§ **What to do**
Say how many lines of the listing below contain "JSON", giving the number and nothing else.

## begin Information shown

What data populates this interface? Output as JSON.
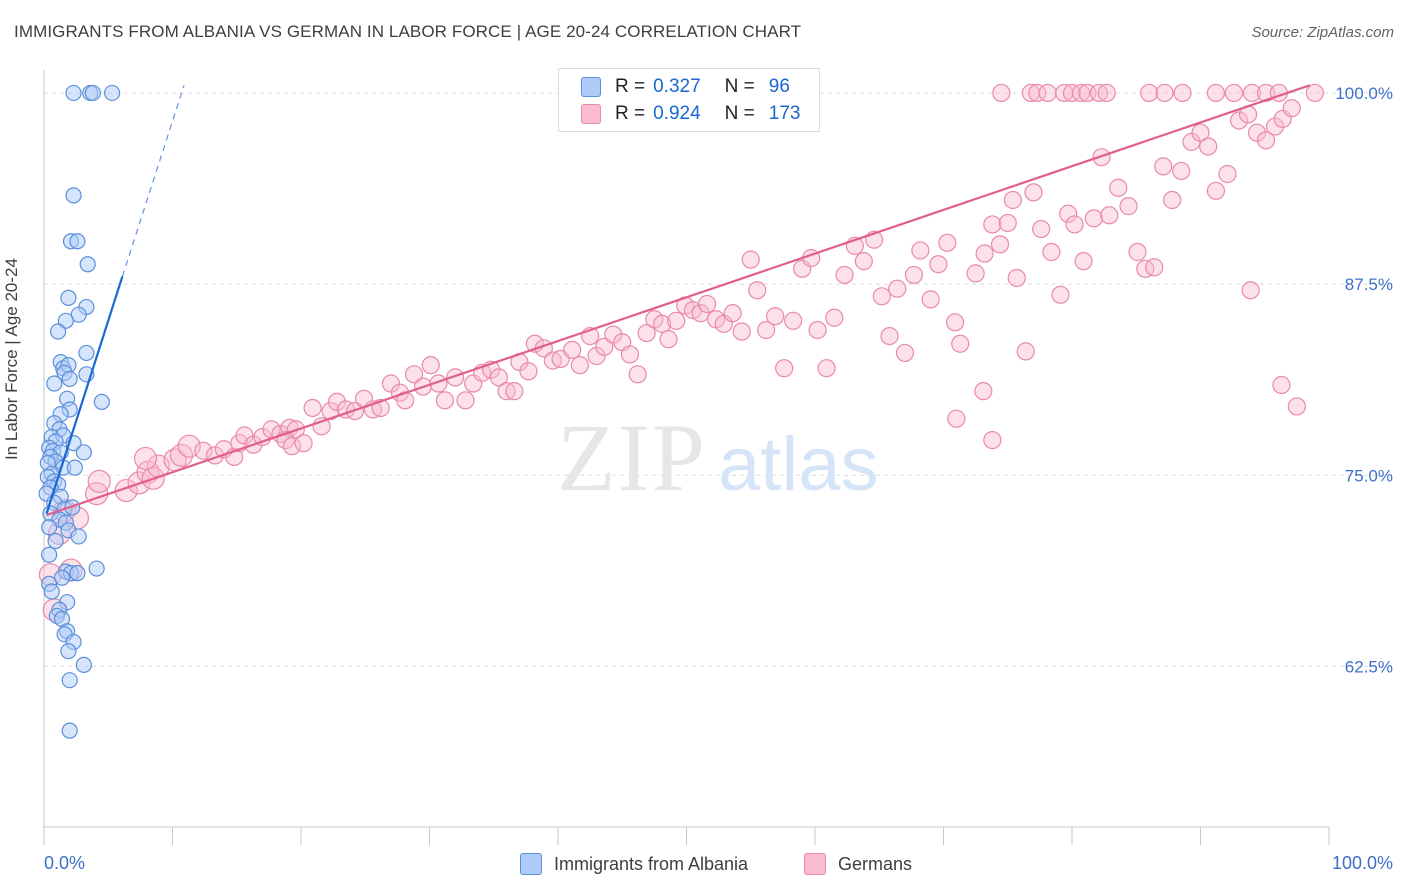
{
  "header": {
    "title": "IMMIGRANTS FROM ALBANIA VS GERMAN IN LABOR FORCE | AGE 20-24 CORRELATION CHART",
    "source": "Source: ZipAtlas.com"
  },
  "legend": {
    "series1": {
      "r_label": "R =",
      "r_value": "0.327",
      "n_label": "N =",
      "n_value": "96"
    },
    "series2": {
      "r_label": "R =",
      "r_value": "0.924",
      "n_label": "N =",
      "n_value": "173"
    }
  },
  "watermark": {
    "part1": "ZIP",
    "part2": "atlas"
  },
  "colors": {
    "blue_fill": "#aecbfa",
    "blue_stroke": "#5b8fd9",
    "blue_line": "#1967d2",
    "pink_fill": "#f8bbd0",
    "pink_stroke": "#e98aa9",
    "pink_line": "#e0608a",
    "axis_text": "#3c70c8",
    "grid": "#dadce0"
  },
  "chart_data": {
    "type": "scatter",
    "title": "IMMIGRANTS FROM ALBANIA VS GERMAN IN LABOR FORCE | AGE 20-24 CORRELATION CHART",
    "xlabel": "",
    "ylabel": "In Labor Force | Age 20-24",
    "xlim": [
      0,
      100
    ],
    "ylim": [
      52,
      101.5
    ],
    "x_tick_labels": [
      "0.0%",
      "100.0%"
    ],
    "y_ticks": [
      62.5,
      75.0,
      87.5,
      100.0
    ],
    "y_tick_labels": [
      "62.5%",
      "75.0%",
      "87.5%",
      "100.0%"
    ],
    "grid": true,
    "legend_position": "top-center",
    "series": [
      {
        "name": "Immigrants from Albania",
        "r": 0.327,
        "n": 96,
        "trend": {
          "x0": 0.2,
          "y0": 72.5,
          "x1": 6.1,
          "y1": 88.0,
          "dash_to": [
            10.9,
            100.5
          ]
        },
        "points": [
          [
            2.3,
            100
          ],
          [
            3.6,
            100
          ],
          [
            3.8,
            100
          ],
          [
            5.3,
            100
          ],
          [
            2.3,
            93.3
          ],
          [
            2.1,
            90.3
          ],
          [
            2.6,
            90.3
          ],
          [
            3.4,
            88.8
          ],
          [
            1.9,
            86.6
          ],
          [
            3.3,
            86.0
          ],
          [
            2.7,
            85.5
          ],
          [
            1.7,
            85.1
          ],
          [
            1.1,
            84.4
          ],
          [
            3.3,
            83.0
          ],
          [
            1.3,
            82.4
          ],
          [
            1.5,
            82.0
          ],
          [
            1.9,
            82.2
          ],
          [
            1.6,
            81.7
          ],
          [
            2.0,
            81.3
          ],
          [
            3.3,
            81.6
          ],
          [
            0.8,
            81.0
          ],
          [
            1.8,
            80.0
          ],
          [
            4.5,
            79.8
          ],
          [
            2.0,
            79.3
          ],
          [
            1.3,
            79.0
          ],
          [
            0.8,
            78.4
          ],
          [
            1.2,
            78.0
          ],
          [
            0.6,
            77.5
          ],
          [
            1.5,
            77.6
          ],
          [
            0.9,
            77.2
          ],
          [
            2.3,
            77.1
          ],
          [
            0.4,
            76.8
          ],
          [
            0.7,
            76.6
          ],
          [
            1.3,
            76.5
          ],
          [
            0.5,
            76.2
          ],
          [
            3.1,
            76.5
          ],
          [
            0.9,
            75.9
          ],
          [
            0.3,
            75.8
          ],
          [
            1.5,
            75.5
          ],
          [
            0.6,
            75.1
          ],
          [
            2.4,
            75.5
          ],
          [
            0.3,
            74.9
          ],
          [
            0.8,
            74.6
          ],
          [
            1.1,
            74.4
          ],
          [
            0.5,
            74.2
          ],
          [
            0.2,
            73.8
          ],
          [
            1.3,
            73.6
          ],
          [
            0.8,
            73.2
          ],
          [
            1.6,
            72.8
          ],
          [
            2.2,
            72.9
          ],
          [
            0.5,
            72.5
          ],
          [
            1.2,
            72.1
          ],
          [
            1.7,
            71.9
          ],
          [
            0.4,
            71.6
          ],
          [
            1.9,
            71.4
          ],
          [
            2.7,
            71.0
          ],
          [
            0.9,
            70.7
          ],
          [
            0.4,
            69.8
          ],
          [
            4.1,
            68.9
          ],
          [
            1.7,
            68.7
          ],
          [
            2.1,
            68.6
          ],
          [
            2.6,
            68.6
          ],
          [
            1.4,
            68.3
          ],
          [
            0.4,
            67.9
          ],
          [
            0.6,
            67.4
          ],
          [
            1.8,
            66.7
          ],
          [
            1.2,
            66.2
          ],
          [
            1.0,
            65.8
          ],
          [
            1.4,
            65.6
          ],
          [
            1.8,
            64.8
          ],
          [
            1.6,
            64.6
          ],
          [
            2.3,
            64.1
          ],
          [
            1.9,
            63.5
          ],
          [
            3.1,
            62.6
          ],
          [
            2.0,
            61.6
          ],
          [
            2.0,
            58.3
          ]
        ]
      },
      {
        "name": "Germans",
        "r": 0.924,
        "n": 173,
        "trend": {
          "x0": 0.2,
          "y0": 72.4,
          "x1": 98.5,
          "y1": 100.5
        },
        "points": [
          [
            0.5,
            68.5
          ],
          [
            2.1,
            68.8
          ],
          [
            0.8,
            66.2
          ],
          [
            1.2,
            71.2
          ],
          [
            1.6,
            72.7
          ],
          [
            2.6,
            72.2
          ],
          [
            4.1,
            73.8
          ],
          [
            6.4,
            74.0
          ],
          [
            4.3,
            74.6
          ],
          [
            7.4,
            74.5
          ],
          [
            8.1,
            75.2
          ],
          [
            8.5,
            74.8
          ],
          [
            8.9,
            75.6
          ],
          [
            7.9,
            76.1
          ],
          [
            10.2,
            76.0
          ],
          [
            10.7,
            76.3
          ],
          [
            11.3,
            76.9
          ],
          [
            12.4,
            76.6
          ],
          [
            13.3,
            76.3
          ],
          [
            14.0,
            76.7
          ],
          [
            14.8,
            76.2
          ],
          [
            15.2,
            77.1
          ],
          [
            15.6,
            77.6
          ],
          [
            16.3,
            77.0
          ],
          [
            17.0,
            77.5
          ],
          [
            17.7,
            78.0
          ],
          [
            18.4,
            77.7
          ],
          [
            19.1,
            78.1
          ],
          [
            19.6,
            78.0
          ],
          [
            18.8,
            77.3
          ],
          [
            19.3,
            76.9
          ],
          [
            20.2,
            77.1
          ],
          [
            20.9,
            79.4
          ],
          [
            21.6,
            78.2
          ],
          [
            22.3,
            79.2
          ],
          [
            22.8,
            79.8
          ],
          [
            23.5,
            79.3
          ],
          [
            24.2,
            79.2
          ],
          [
            24.9,
            80.0
          ],
          [
            25.6,
            79.3
          ],
          [
            26.2,
            79.4
          ],
          [
            27.0,
            81.0
          ],
          [
            27.7,
            80.4
          ],
          [
            28.1,
            79.9
          ],
          [
            28.8,
            81.6
          ],
          [
            29.5,
            80.8
          ],
          [
            30.1,
            82.2
          ],
          [
            30.7,
            81.0
          ],
          [
            31.2,
            79.9
          ],
          [
            32.0,
            81.4
          ],
          [
            32.8,
            79.9
          ],
          [
            33.4,
            81.0
          ],
          [
            34.1,
            81.7
          ],
          [
            34.8,
            81.9
          ],
          [
            35.4,
            81.4
          ],
          [
            36.0,
            80.5
          ],
          [
            36.6,
            80.5
          ],
          [
            37.0,
            82.4
          ],
          [
            37.7,
            81.8
          ],
          [
            38.2,
            83.6
          ],
          [
            38.9,
            83.3
          ],
          [
            39.6,
            82.5
          ],
          [
            40.2,
            82.6
          ],
          [
            41.1,
            83.2
          ],
          [
            41.7,
            82.2
          ],
          [
            42.5,
            84.1
          ],
          [
            43.0,
            82.8
          ],
          [
            43.6,
            83.4
          ],
          [
            44.3,
            84.2
          ],
          [
            45.0,
            83.7
          ],
          [
            45.6,
            82.9
          ],
          [
            46.2,
            81.6
          ],
          [
            46.9,
            84.3
          ],
          [
            47.5,
            85.2
          ],
          [
            48.1,
            84.9
          ],
          [
            48.6,
            83.9
          ],
          [
            49.2,
            85.1
          ],
          [
            49.9,
            86.1
          ],
          [
            50.5,
            85.8
          ],
          [
            51.1,
            85.6
          ],
          [
            51.6,
            86.2
          ],
          [
            52.3,
            85.2
          ],
          [
            52.9,
            84.9
          ],
          [
            53.6,
            85.6
          ],
          [
            54.3,
            84.4
          ],
          [
            55.0,
            89.1
          ],
          [
            55.5,
            87.1
          ],
          [
            56.2,
            84.5
          ],
          [
            56.9,
            85.4
          ],
          [
            57.6,
            82.0
          ],
          [
            58.3,
            85.1
          ],
          [
            59.0,
            88.5
          ],
          [
            59.7,
            89.2
          ],
          [
            60.2,
            84.5
          ],
          [
            60.9,
            82.0
          ],
          [
            61.5,
            85.3
          ],
          [
            62.3,
            88.1
          ],
          [
            63.1,
            90.0
          ],
          [
            63.8,
            89.0
          ],
          [
            64.6,
            90.4
          ],
          [
            65.2,
            86.7
          ],
          [
            65.8,
            84.1
          ],
          [
            66.4,
            87.2
          ],
          [
            67.0,
            83.0
          ],
          [
            67.7,
            88.1
          ],
          [
            68.2,
            89.7
          ],
          [
            69.0,
            86.5
          ],
          [
            69.6,
            88.8
          ],
          [
            70.3,
            90.2
          ],
          [
            70.9,
            85.0
          ],
          [
            71.3,
            83.6
          ],
          [
            72.5,
            88.2
          ],
          [
            73.2,
            89.5
          ],
          [
            73.8,
            91.4
          ],
          [
            74.4,
            90.1
          ],
          [
            75.0,
            91.5
          ],
          [
            75.7,
            87.9
          ],
          [
            76.4,
            83.1
          ],
          [
            77.0,
            93.5
          ],
          [
            77.6,
            91.1
          ],
          [
            78.4,
            89.6
          ],
          [
            79.1,
            86.8
          ],
          [
            79.7,
            92.1
          ],
          [
            80.2,
            91.4
          ],
          [
            80.9,
            89.0
          ],
          [
            81.7,
            91.8
          ],
          [
            82.3,
            95.8
          ],
          [
            82.9,
            92.0
          ],
          [
            83.6,
            93.8
          ],
          [
            84.4,
            92.6
          ],
          [
            85.1,
            89.6
          ],
          [
            85.7,
            88.5
          ],
          [
            86.4,
            88.6
          ],
          [
            87.1,
            95.2
          ],
          [
            87.8,
            93.0
          ],
          [
            88.5,
            94.9
          ],
          [
            89.3,
            96.8
          ],
          [
            90.0,
            97.4
          ],
          [
            90.6,
            96.5
          ],
          [
            91.2,
            93.6
          ],
          [
            92.1,
            94.7
          ],
          [
            93.0,
            98.2
          ],
          [
            93.7,
            98.6
          ],
          [
            94.4,
            97.4
          ],
          [
            95.1,
            96.9
          ],
          [
            95.8,
            97.8
          ],
          [
            96.4,
            98.3
          ],
          [
            97.1,
            99.0
          ],
          [
            74.5,
            100
          ],
          [
            76.8,
            100
          ],
          [
            77.3,
            100
          ],
          [
            78.1,
            100
          ],
          [
            79.4,
            100
          ],
          [
            80.0,
            100
          ],
          [
            80.7,
            100
          ],
          [
            81.2,
            100
          ],
          [
            82.1,
            100
          ],
          [
            82.7,
            100
          ],
          [
            86.0,
            100
          ],
          [
            87.2,
            100
          ],
          [
            88.6,
            100
          ],
          [
            91.2,
            100
          ],
          [
            92.6,
            100
          ],
          [
            94.0,
            100
          ],
          [
            95.1,
            100
          ],
          [
            96.1,
            100
          ],
          [
            98.9,
            100
          ],
          [
            96.3,
            80.9
          ],
          [
            93.9,
            87.1
          ],
          [
            97.5,
            79.5
          ],
          [
            71.0,
            78.7
          ],
          [
            73.1,
            80.5
          ],
          [
            73.8,
            77.3
          ],
          [
            75.4,
            93.0
          ]
        ]
      }
    ]
  },
  "axes": {
    "x_left_label": "0.0%",
    "x_right_label": "100.0%",
    "y_axis_title": "In Labor Force | Age 20-24"
  },
  "bottom_legend": {
    "item1": "Immigrants from Albania",
    "item2": "Germans"
  }
}
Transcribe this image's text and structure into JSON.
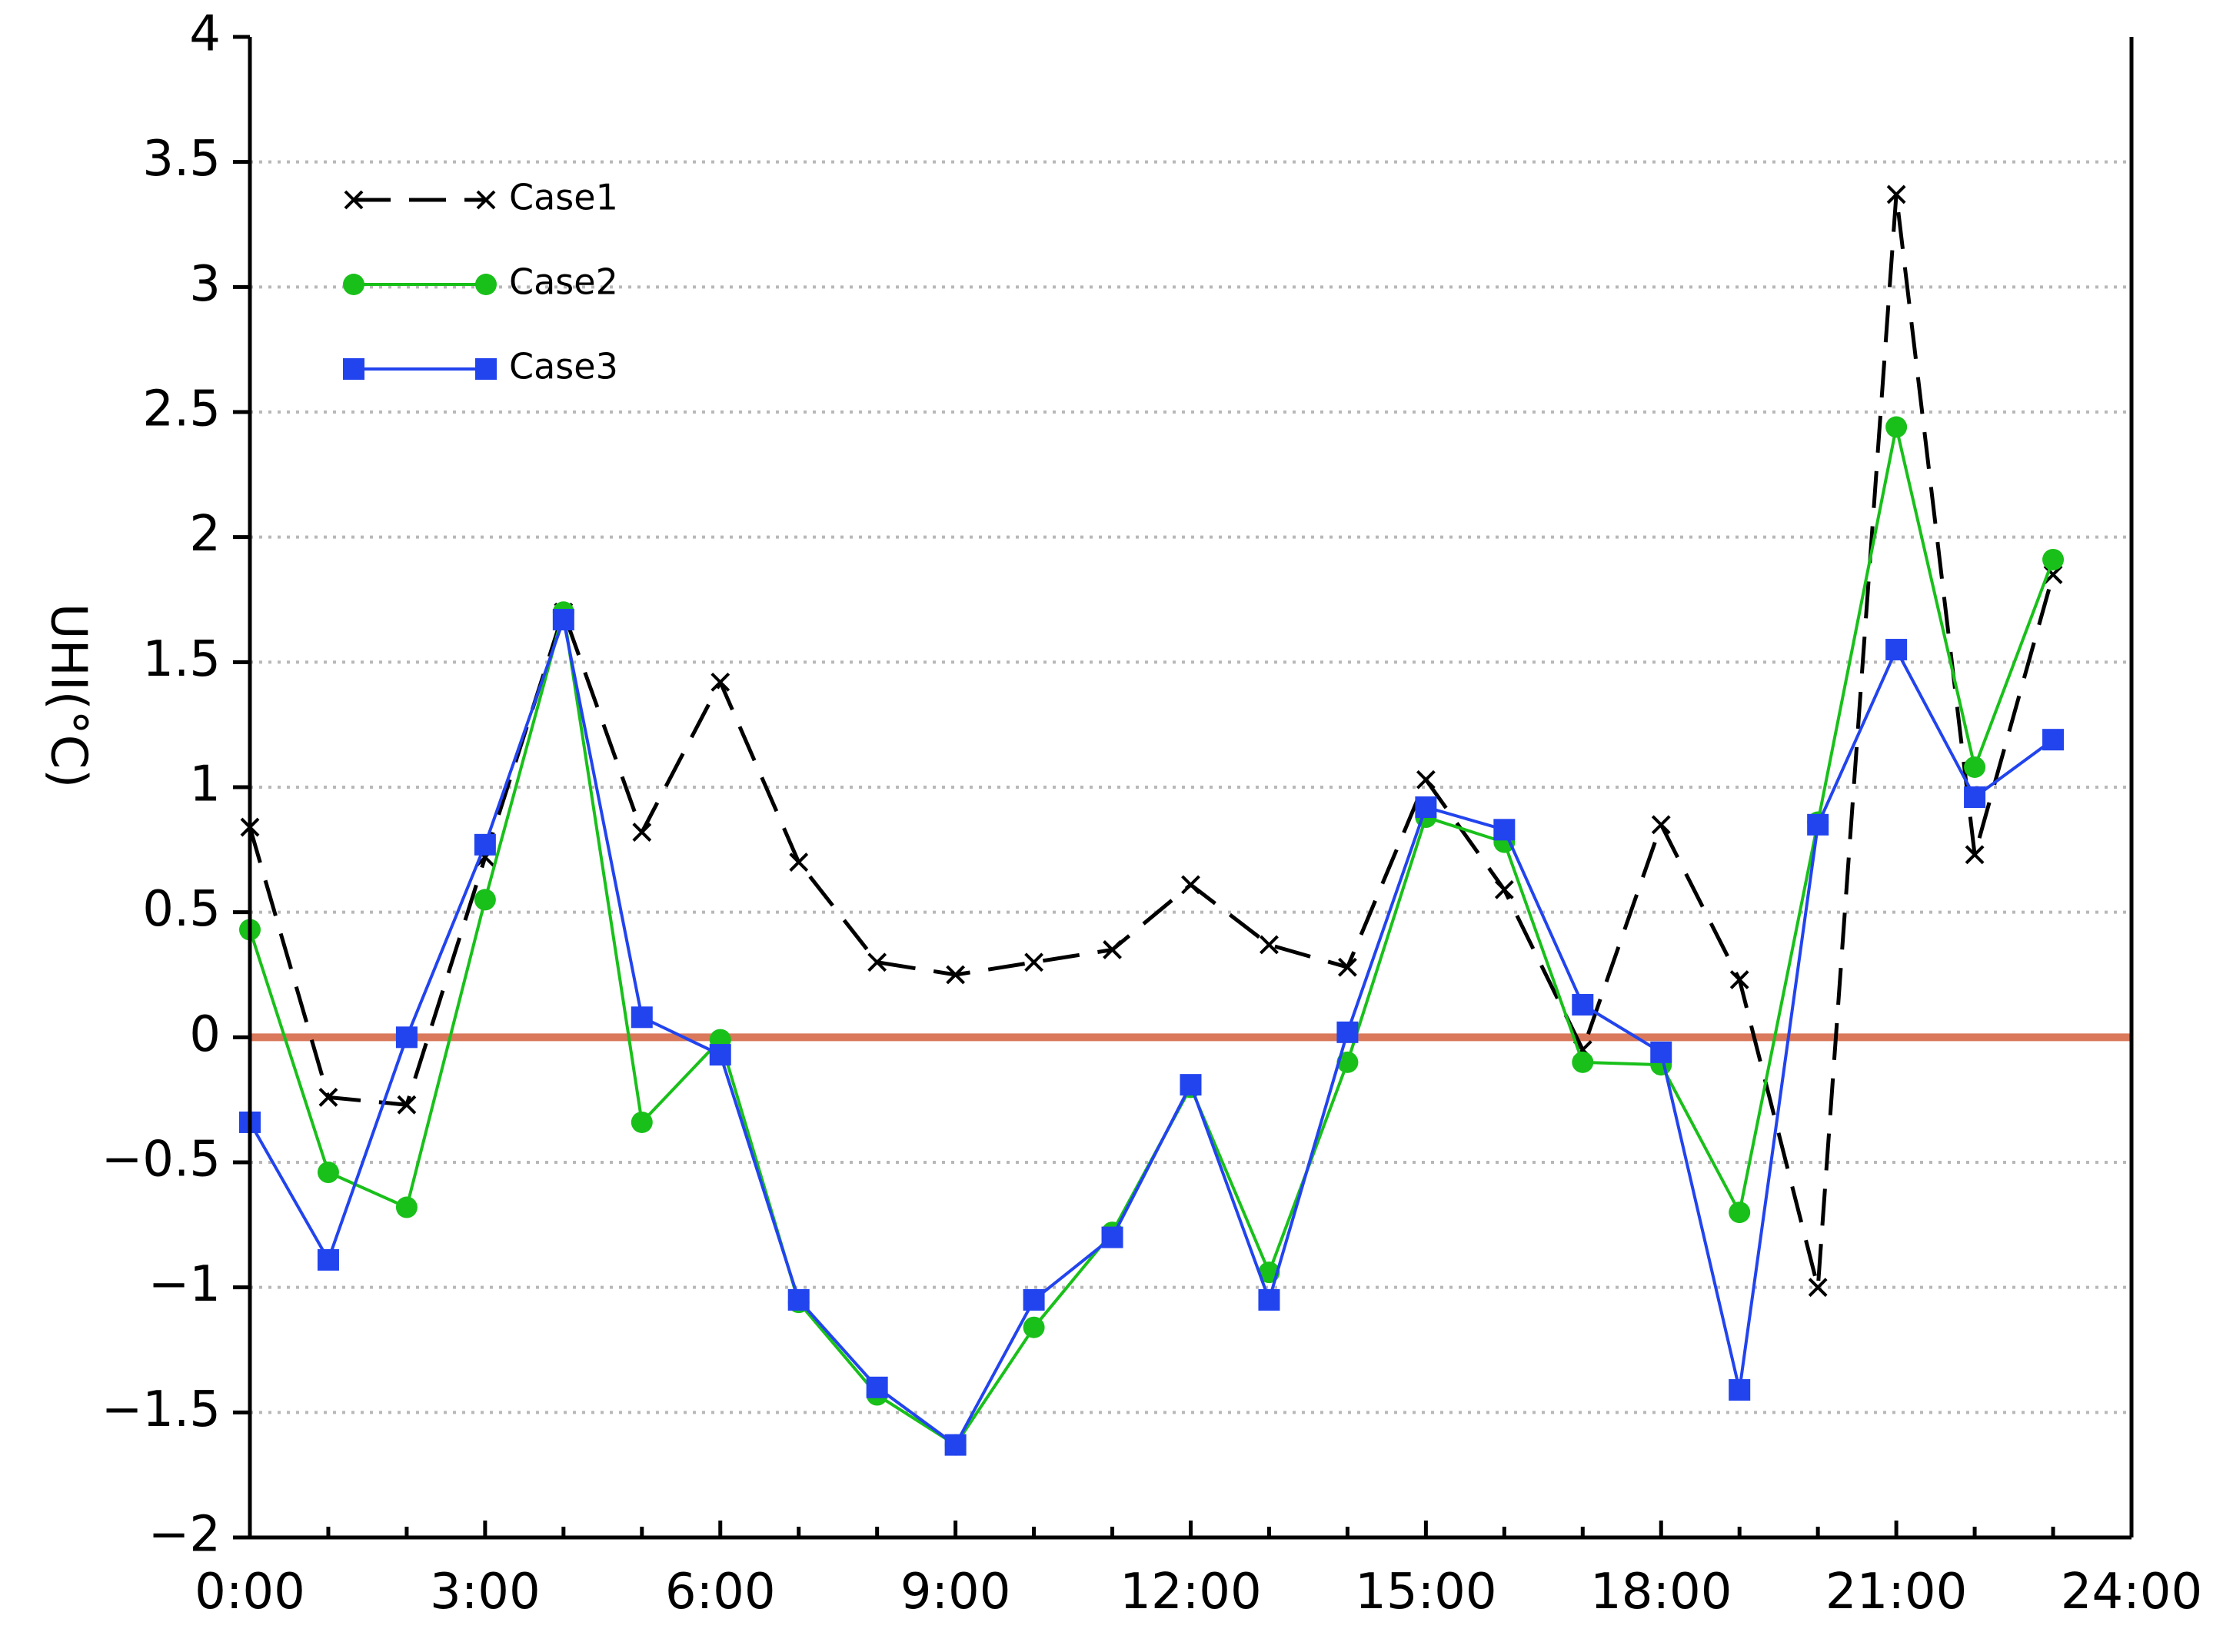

## end Information shown

§ **Solution to this exercise**
2